EXERCISE DESCRIPTION: Do not carry the pictures over; copy every other part of the entries exactly.

(Dataset records)
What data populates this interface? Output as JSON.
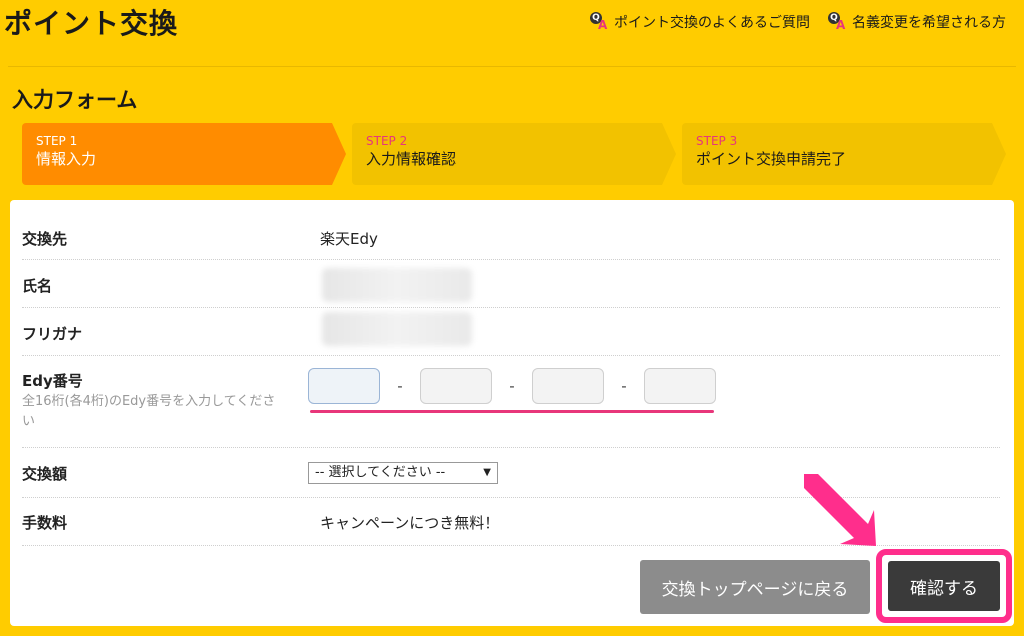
{
  "header": {
    "title": "ポイント交換",
    "links": [
      {
        "icon": "qa-icon",
        "label": "ポイント交換のよくあるご質問"
      },
      {
        "icon": "qa-icon",
        "label": "名義変更を希望される方"
      }
    ]
  },
  "form": {
    "title": "入力フォーム",
    "steps": [
      {
        "num": "STEP 1",
        "label": "情報入力",
        "active": true
      },
      {
        "num": "STEP 2",
        "label": "入力情報確認",
        "active": false
      },
      {
        "num": "STEP 3",
        "label": "ポイント交換申請完了",
        "active": false
      }
    ],
    "rows": {
      "exchange_to": {
        "label": "交換先",
        "value": "楽天Edy"
      },
      "name": {
        "label": "氏名"
      },
      "furigana": {
        "label": "フリガナ"
      },
      "edy": {
        "label": "Edy番号",
        "hint": "全16桁(各4桁)のEdy番号を入力してください",
        "fields": [
          "",
          "",
          "",
          ""
        ],
        "separator": "-"
      },
      "amount": {
        "label": "交換額",
        "selected": "-- 選択してください --"
      },
      "fee": {
        "label": "手数料",
        "value": "キャンペーンにつき無料！"
      }
    },
    "buttons": {
      "back": "交換トップページに戻る",
      "confirm": "確認する"
    }
  },
  "colors": {
    "background": "#ffcc00",
    "active_step": "#ff8c00",
    "highlight": "#ff2e8c"
  }
}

SOLUTION:
What data populates this interface? Output as JSON.
{
  "header": {
    "title": "ポイント交換",
    "links": [
      {
        "icon": "qa-icon",
        "label": "ポイント交換のよくあるご質問"
      },
      {
        "icon": "qa-icon",
        "label": "名義変更を希望される方"
      }
    ]
  },
  "form": {
    "title": "入力フォーム",
    "steps": [
      {
        "num": "STEP 1",
        "label": "情報入力",
        "active": true
      },
      {
        "num": "STEP 2",
        "label": "入力情報確認",
        "active": false
      },
      {
        "num": "STEP 3",
        "label": "ポイント交換申請完了",
        "active": false
      }
    ],
    "rows": {
      "exchange_to": {
        "label": "交換先",
        "value": "楽天Edy"
      },
      "name": {
        "label": "氏名"
      },
      "furigana": {
        "label": "フリガナ"
      },
      "edy": {
        "label": "Edy番号",
        "hint": "全16桁(各4桁)のEdy番号を入力してください",
        "fields": [
          "",
          "",
          "",
          ""
        ],
        "separator": "-"
      },
      "amount": {
        "label": "交換額",
        "selected": "-- 選択してください --"
      },
      "fee": {
        "label": "手数料",
        "value": "キャンペーンにつき無料！"
      }
    },
    "buttons": {
      "back": "交換トップページに戻る",
      "confirm": "確認する"
    }
  },
  "colors": {
    "background": "#ffcc00",
    "active_step": "#ff8c00",
    "highlight": "#ff2e8c"
  }
}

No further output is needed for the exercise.